▸ **Raw data**

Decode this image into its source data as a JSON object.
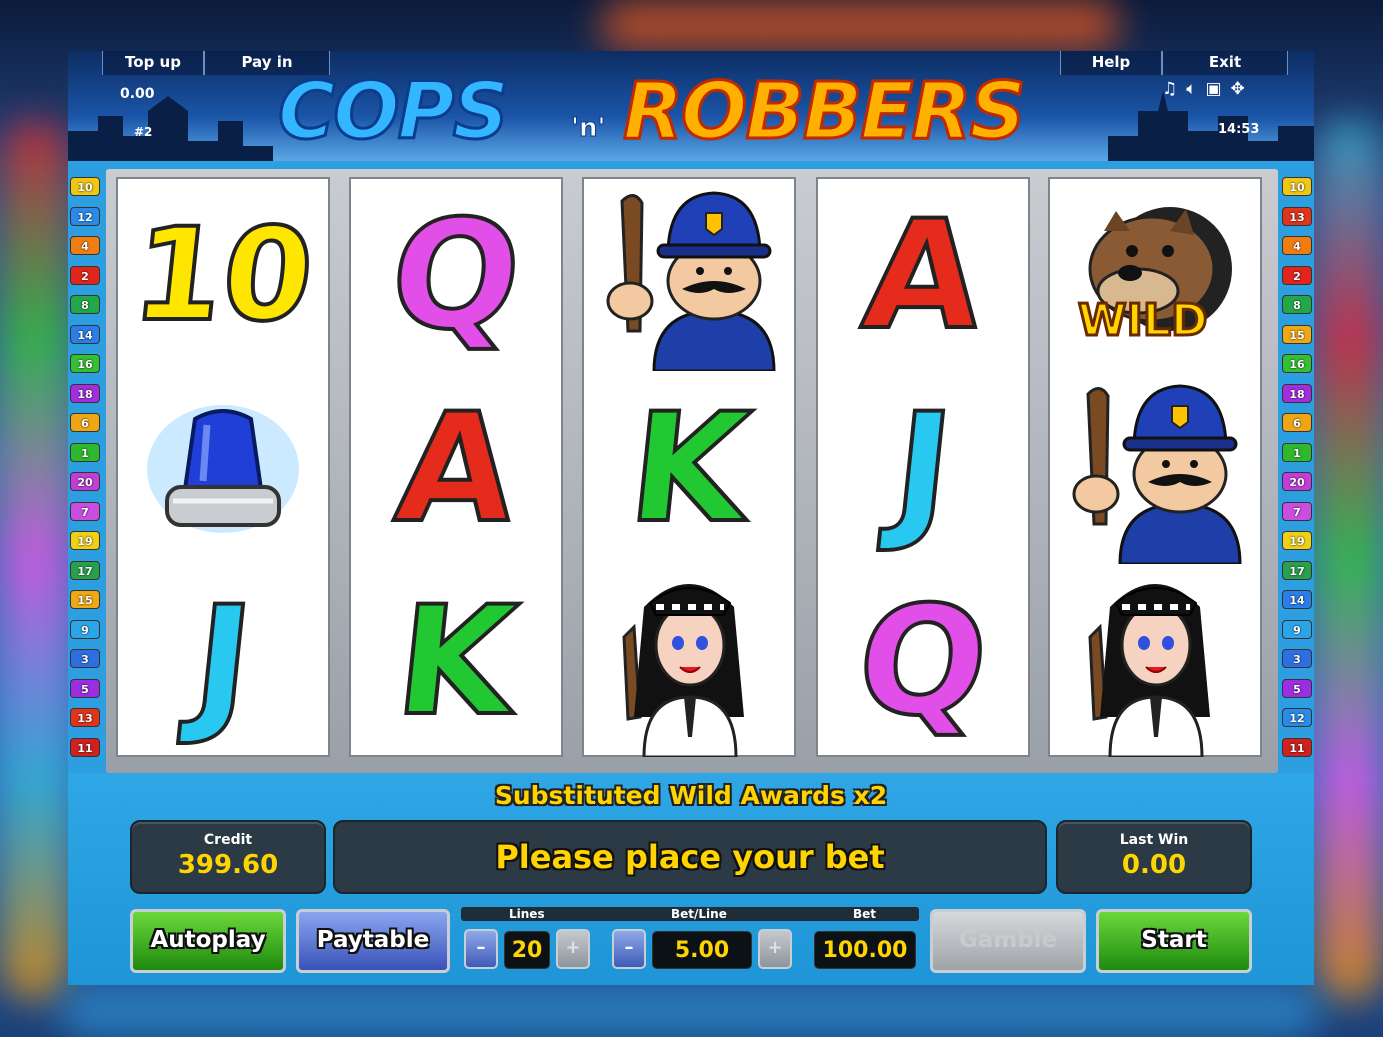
{
  "header": {
    "top_up": "Top up",
    "pay_in": "Pay in",
    "help": "Help",
    "exit": "Exit",
    "balance": "0.00",
    "game_id": "#2",
    "clock": "14:53",
    "logo_left": "COPS",
    "logo_mid": "'n'",
    "logo_right": "ROBBERS",
    "icons": [
      "music-note-icon",
      "speaker-icon",
      "fullscreen-icon",
      "settings-icon"
    ]
  },
  "reels": [
    [
      {
        "type": "letter",
        "text": "10",
        "color": "#ffe600"
      },
      {
        "type": "siren"
      },
      {
        "type": "letter",
        "text": "J",
        "color": "#28c8f0"
      }
    ],
    [
      {
        "type": "letter",
        "text": "Q",
        "color": "#e24ee8"
      },
      {
        "type": "letter",
        "text": "A",
        "color": "#e52b1c"
      },
      {
        "type": "letter",
        "text": "K",
        "color": "#22c832"
      }
    ],
    [
      {
        "type": "policeman"
      },
      {
        "type": "letter",
        "text": "K",
        "color": "#22c832"
      },
      {
        "type": "policewoman"
      }
    ],
    [
      {
        "type": "letter",
        "text": "A",
        "color": "#e52b1c"
      },
      {
        "type": "letter",
        "text": "J",
        "color": "#28c8f0"
      },
      {
        "type": "letter",
        "text": "Q",
        "color": "#e24ee8"
      }
    ],
    [
      {
        "type": "wild",
        "text": "WILD"
      },
      {
        "type": "policeman"
      },
      {
        "type": "policewoman"
      }
    ]
  ],
  "line_markers_left": [
    "10",
    "12",
    "4",
    "2",
    "8",
    "14",
    "16",
    "18",
    "6",
    "1",
    "20",
    "7",
    "19",
    "17",
    "15",
    "9",
    "3",
    "5",
    "13",
    "11"
  ],
  "line_markers_right": [
    "10",
    "13",
    "4",
    "2",
    "8",
    "15",
    "16",
    "18",
    "6",
    "1",
    "20",
    "7",
    "19",
    "17",
    "14",
    "9",
    "3",
    "5",
    "12",
    "11"
  ],
  "marker_colors": {
    "1": "#2db82d",
    "2": "#e0261c",
    "3": "#2d6fe0",
    "4": "#f07d12",
    "5": "#9b2ee0",
    "6": "#f0a514",
    "7": "#c94ee0",
    "8": "#22a84a",
    "9": "#2aa6e8",
    "10": "#f0c814",
    "11": "#d02020",
    "12": "#2a8ae8",
    "13": "#e0341c",
    "14": "#2a7ee8",
    "15": "#f0a814",
    "16": "#34c034",
    "17": "#28a04c",
    "18": "#a22ee0",
    "19": "#f0d014",
    "20": "#c23ed8"
  },
  "message": "Substituted Wild Awards x2",
  "credit": {
    "label": "Credit",
    "value": "399.60"
  },
  "status": "Please place your bet",
  "last_win": {
    "label": "Last Win",
    "value": "0.00"
  },
  "buttons": {
    "autoplay": "Autoplay",
    "paytable": "Paytable",
    "gamble": "Gamble",
    "start": "Start"
  },
  "controls": {
    "lines_label": "Lines",
    "lines_value": "20",
    "betline_label": "Bet/Line",
    "betline_value": "5.00",
    "bet_label": "Bet",
    "bet_value": "100.00",
    "minus": "–",
    "plus": "+"
  },
  "colors": {
    "accent_yellow": "#ffd400",
    "panel_bg": "#2b3a45",
    "game_bg": "#2ea8e6"
  }
}
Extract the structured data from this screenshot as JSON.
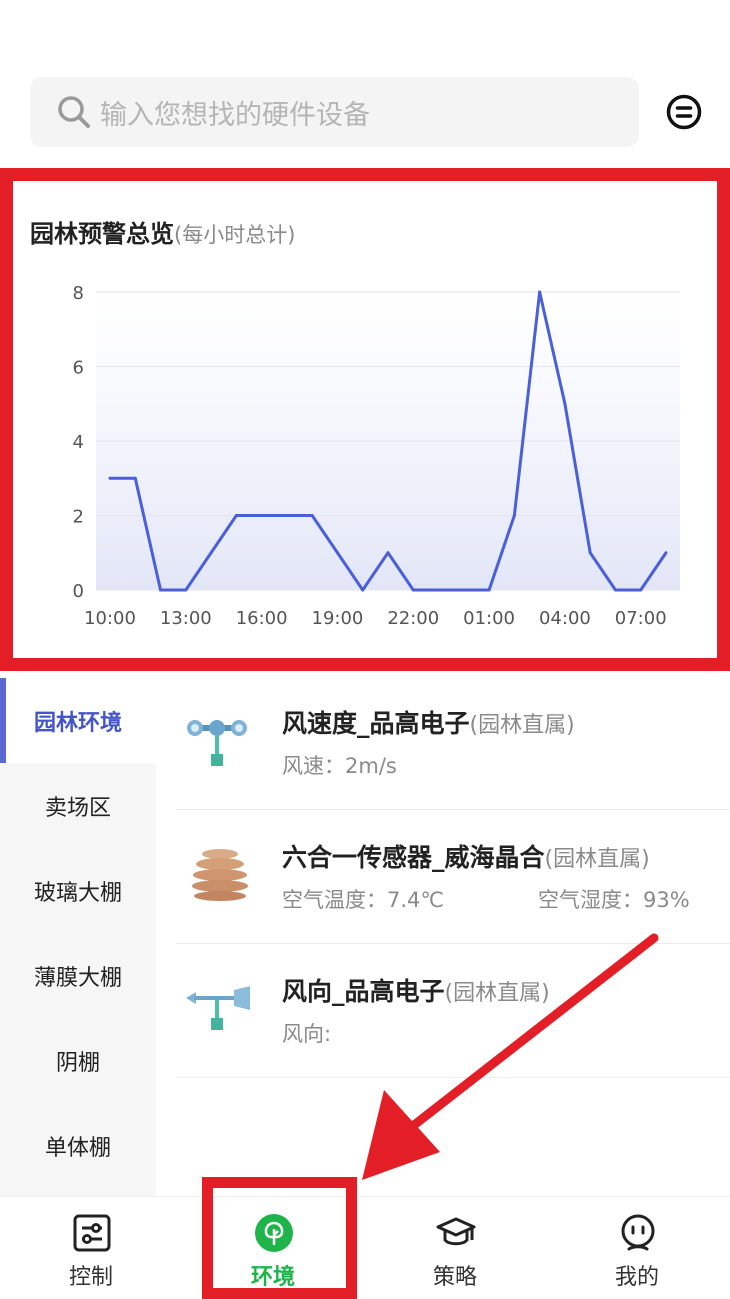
{
  "search": {
    "placeholder": "输入您想找的硬件设备",
    "icon": "search-icon"
  },
  "header": {
    "filter_icon": "filter-menu-icon"
  },
  "chart": {
    "title": "园林预警总览",
    "subtitle": "(每小时总计)"
  },
  "chart_data": {
    "type": "area",
    "title": "园林预警总览",
    "subtitle": "(每小时总计)",
    "x_tick_labels": [
      "10:00",
      "13:00",
      "16:00",
      "19:00",
      "22:00",
      "01:00",
      "04:00",
      "07:00"
    ],
    "y_tick_labels": [
      "0",
      "2",
      "4",
      "6",
      "8"
    ],
    "ylim": [
      0,
      8
    ],
    "grid": true,
    "line_color": "#4a5fd8",
    "x": [
      "10:00",
      "11:00",
      "12:00",
      "13:00",
      "14:00",
      "15:00",
      "16:00",
      "17:00",
      "18:00",
      "19:00",
      "20:00",
      "21:00",
      "22:00",
      "23:00",
      "00:00",
      "01:00",
      "02:00",
      "03:00",
      "04:00",
      "05:00",
      "06:00",
      "07:00",
      "08:00"
    ],
    "values": [
      3,
      3,
      0,
      0,
      1,
      2,
      2,
      2,
      2,
      1,
      0,
      1,
      0,
      0,
      0,
      0,
      2,
      8,
      5,
      1,
      0,
      0,
      1
    ]
  },
  "sidebar": {
    "items": [
      {
        "label": "园林环境",
        "active": true
      },
      {
        "label": "卖场区"
      },
      {
        "label": "玻璃大棚"
      },
      {
        "label": "薄膜大棚"
      },
      {
        "label": "阴棚"
      },
      {
        "label": "单体棚"
      }
    ]
  },
  "devices": [
    {
      "name": "风速度_品高电子",
      "owner": "(园林直属)",
      "reading1": "风速：2m/s",
      "icon": "anemometer-icon"
    },
    {
      "name": "六合一传感器_威海晶合",
      "owner": "(园林直属)",
      "reading1": "空气温度：7.4℃",
      "reading2": "空气湿度：93%",
      "icon": "six-in-one-sensor-icon"
    },
    {
      "name": "风向_品高电子",
      "owner": "(园林直属)",
      "reading1": "风向:",
      "icon": "wind-vane-icon"
    }
  ],
  "nav": {
    "items": [
      {
        "label": "控制",
        "icon": "sliders-icon"
      },
      {
        "label": "环境",
        "icon": "tree-icon",
        "active": true
      },
      {
        "label": "策略",
        "icon": "graduation-cap-icon"
      },
      {
        "label": "我的",
        "icon": "smiley-icon"
      }
    ]
  },
  "colors": {
    "accent": "#1fb44a",
    "highlight": "#e41e26",
    "sidebar_active": "#4355c9"
  }
}
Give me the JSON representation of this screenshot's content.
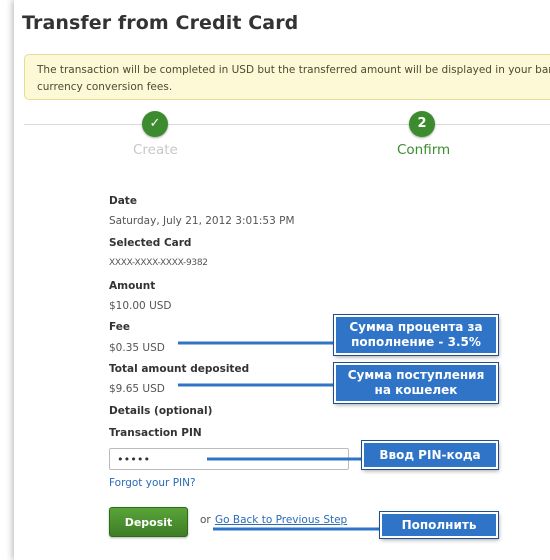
{
  "page": {
    "title": "Transfer from Credit Card"
  },
  "notice": {
    "line1": "The transaction will be completed in USD but the transferred amount will be displayed in your bank a",
    "line2": "currency conversion fees."
  },
  "steps": [
    {
      "label": "Create",
      "marker": "✓",
      "state": "done"
    },
    {
      "label": "Confirm",
      "marker": "2",
      "state": "active"
    }
  ],
  "details": {
    "date_label": "Date",
    "date_value": "Saturday, July 21, 2012 3:01:53 PM",
    "card_label": "Selected Card",
    "card_value": "XXXX-XXXX-XXXX-9382",
    "amount_label": "Amount",
    "amount_value": "$10.00 USD",
    "fee_label": "Fee",
    "fee_value": "$0.35 USD",
    "total_label": "Total amount deposited",
    "total_value": "$9.65 USD",
    "details_label": "Details (optional)",
    "pin_label": "Transaction PIN",
    "pin_value": "•••••"
  },
  "links": {
    "forgot_pin": "Forgot your PIN?",
    "or": "or",
    "go_back": "Go Back to Previous Step"
  },
  "buttons": {
    "deposit": "Deposit"
  },
  "annotations": {
    "fee_line1": "Сумма процента за",
    "fee_line2": "пополнение - 3.5%",
    "total_line1": "Сумма поступления",
    "total_line2": "на кошелек",
    "pin": "Ввод PIN-кода",
    "deposit": "Пополнить"
  },
  "colors": {
    "accent_green": "#3d8b2f",
    "callout_blue": "#2f74c7",
    "link_blue": "#2a6bb8",
    "notice_bg": "#fdf8d6"
  }
}
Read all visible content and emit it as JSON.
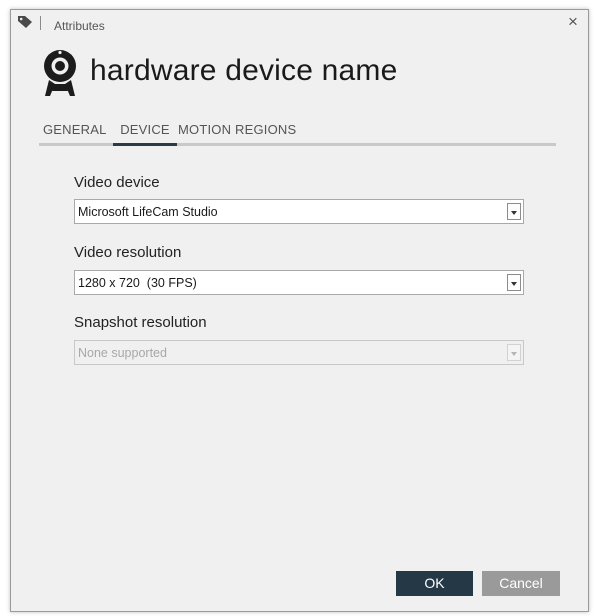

▸ **Given request**
Extract all the data above exactly, excluding every picture.

▸ **Correct response**
Decode this image into its source data as a JSON object.
{
  "header": {
    "top_up": "Top up",
    "pay_in": "Pay in",
    "help": "Help",
    "exit": "Exit",
    "balance": "0.00",
    "game_id": "#2",
    "clock": "14:53",
    "logo_left": "COPS",
    "logo_mid": "'n'",
    "logo_right": "ROBBERS",
    "icons": [
      "music-note-icon",
      "speaker-icon",
      "fullscreen-icon",
      "settings-icon"
    ]
  },
  "reels": [
    [
      {
        "type": "letter",
        "text": "10",
        "color": "#ffe600"
      },
      {
        "type": "siren"
      },
      {
        "type": "letter",
        "text": "J",
        "color": "#28c8f0"
      }
    ],
    [
      {
        "type": "letter",
        "text": "Q",
        "color": "#e24ee8"
      },
      {
        "type": "letter",
        "text": "A",
        "color": "#e52b1c"
      },
      {
        "type": "letter",
        "text": "K",
        "color": "#22c832"
      }
    ],
    [
      {
        "type": "policeman"
      },
      {
        "type": "letter",
        "text": "K",
        "color": "#22c832"
      },
      {
        "type": "policewoman"
      }
    ],
    [
      {
        "type": "letter",
        "text": "A",
        "color": "#e52b1c"
      },
      {
        "type": "letter",
        "text": "J",
        "color": "#28c8f0"
      },
      {
        "type": "letter",
        "text": "Q",
        "color": "#e24ee8"
      }
    ],
    [
      {
        "type": "wild",
        "text": "WILD"
      },
      {
        "type": "policeman"
      },
      {
        "type": "policewoman"
      }
    ]
  ],
  "line_markers_left": [
    "10",
    "12",
    "4",
    "2",
    "8",
    "14",
    "16",
    "18",
    "6",
    "1",
    "20",
    "7",
    "19",
    "17",
    "15",
    "9",
    "3",
    "5",
    "13",
    "11"
  ],
  "line_markers_right": [
    "10",
    "13",
    "4",
    "2",
    "8",
    "15",
    "16",
    "18",
    "6",
    "1",
    "20",
    "7",
    "19",
    "17",
    "14",
    "9",
    "3",
    "5",
    "12",
    "11"
  ],
  "marker_colors": {
    "1": "#2db82d",
    "2": "#e0261c",
    "3": "#2d6fe0",
    "4": "#f07d12",
    "5": "#9b2ee0",
    "6": "#f0a514",
    "7": "#c94ee0",
    "8": "#22a84a",
    "9": "#2aa6e8",
    "10": "#f0c814",
    "11": "#d02020",
    "12": "#2a8ae8",
    "13": "#e0341c",
    "14": "#2a7ee8",
    "15": "#f0a814",
    "16": "#34c034",
    "17": "#28a04c",
    "18": "#a22ee0",
    "19": "#f0d014",
    "20": "#c23ed8"
  },
  "message": "Substituted Wild Awards x2",
  "credit": {
    "label": "Credit",
    "value": "399.60"
  },
  "status": "Please place your bet",
  "last_win": {
    "label": "Last Win",
    "value": "0.00"
  },
  "buttons": {
    "autoplay": "Autoplay",
    "paytable": "Paytable",
    "gamble": "Gamble",
    "start": "Start"
  },
  "controls": {
    "lines_label": "Lines",
    "lines_value": "20",
    "betline_label": "Bet/Line",
    "betline_value": "5.00",
    "bet_label": "Bet",
    "bet_value": "100.00",
    "minus": "–",
    "plus": "+"
  },
  "colors": {
    "accent_yellow": "#ffd400",
    "panel_bg": "#2b3a45",
    "game_bg": "#2ea8e6"
  }
}
Extract the structured data from this screenshot as JSON.
{
  "search": {
    "placeholder": "输入您想找的硬件设备",
    "icon": "search-icon"
  },
  "header": {
    "filter_icon": "filter-menu-icon"
  },
  "chart": {
    "title": "园林预警总览",
    "subtitle": "(每小时总计)"
  },
  "chart_data": {
    "type": "area",
    "title": "园林预警总览",
    "subtitle": "(每小时总计)",
    "x_tick_labels": [
      "10:00",
      "13:00",
      "16:00",
      "19:00",
      "22:00",
      "01:00",
      "04:00",
      "07:00"
    ],
    "y_tick_labels": [
      "0",
      "2",
      "4",
      "6",
      "8"
    ],
    "ylim": [
      0,
      8
    ],
    "grid": true,
    "line_color": "#4a5fd8",
    "x": [
      "10:00",
      "11:00",
      "12:00",
      "13:00",
      "14:00",
      "15:00",
      "16:00",
      "17:00",
      "18:00",
      "19:00",
      "20:00",
      "21:00",
      "22:00",
      "23:00",
      "00:00",
      "01:00",
      "02:00",
      "03:00",
      "04:00",
      "05:00",
      "06:00",
      "07:00",
      "08:00"
    ],
    "values": [
      3,
      3,
      0,
      0,
      1,
      2,
      2,
      2,
      2,
      1,
      0,
      1,
      0,
      0,
      0,
      0,
      2,
      8,
      5,
      1,
      0,
      0,
      1
    ]
  },
  "sidebar": {
    "items": [
      {
        "label": "园林环境",
        "active": true
      },
      {
        "label": "卖场区"
      },
      {
        "label": "玻璃大棚"
      },
      {
        "label": "薄膜大棚"
      },
      {
        "label": "阴棚"
      },
      {
        "label": "单体棚"
      }
    ]
  },
  "devices": [
    {
      "name": "风速度_品高电子",
      "owner": "(园林直属)",
      "reading1": "风速：2m/s",
      "icon": "anemometer-icon"
    },
    {
      "name": "六合一传感器_威海晶合",
      "owner": "(园林直属)",
      "reading1": "空气温度：7.4℃",
      "reading2": "空气湿度：93%",
      "icon": "six-in-one-sensor-icon"
    },
    {
      "name": "风向_品高电子",
      "owner": "(园林直属)",
      "reading1": "风向:",
      "icon": "wind-vane-icon"
    }
  ],
  "nav": {
    "items": [
      {
        "label": "控制",
        "icon": "sliders-icon"
      },
      {
        "label": "环境",
        "icon": "tree-icon",
        "active": true
      },
      {
        "label": "策略",
        "icon": "graduation-cap-icon"
      },
      {
        "label": "我的",
        "icon": "smiley-icon"
      }
    ]
  },
  "colors": {
    "accent": "#1fb44a",
    "highlight": "#e41e26",
    "sidebar_active": "#4355c9"
  }
}
Give me the JSON representation of this screenshot's content.
{
  "page": {
    "title": "Transfer from Credit Card"
  },
  "notice": {
    "line1": "The transaction will be completed in USD but the transferred amount will be displayed in your bank a",
    "line2": "currency conversion fees."
  },
  "steps": [
    {
      "label": "Create",
      "marker": "✓",
      "state": "done"
    },
    {
      "label": "Confirm",
      "marker": "2",
      "state": "active"
    }
  ],
  "details": {
    "date_label": "Date",
    "date_value": "Saturday, July 21, 2012 3:01:53 PM",
    "card_label": "Selected Card",
    "card_value": "XXXX-XXXX-XXXX-9382",
    "amount_label": "Amount",
    "amount_value": "$10.00 USD",
    "fee_label": "Fee",
    "fee_value": "$0.35 USD",
    "total_label": "Total amount deposited",
    "total_value": "$9.65 USD",
    "details_label": "Details (optional)",
    "pin_label": "Transaction PIN",
    "pin_value": "•••••"
  },
  "links": {
    "forgot_pin": "Forgot your PIN?",
    "or": "or",
    "go_back": "Go Back to Previous Step"
  },
  "buttons": {
    "deposit": "Deposit"
  },
  "annotations": {
    "fee_line1": "Сумма процента за",
    "fee_line2": "пополнение - 3.5%",
    "total_line1": "Сумма поступления",
    "total_line2": "на кошелек",
    "pin": "Ввод PIN-кода",
    "deposit": "Пополнить"
  },
  "colors": {
    "accent_green": "#3d8b2f",
    "callout_blue": "#2f74c7",
    "link_blue": "#2a6bb8",
    "notice_bg": "#fdf8d6"
  }
}
Read all visible content and emit it as JSON.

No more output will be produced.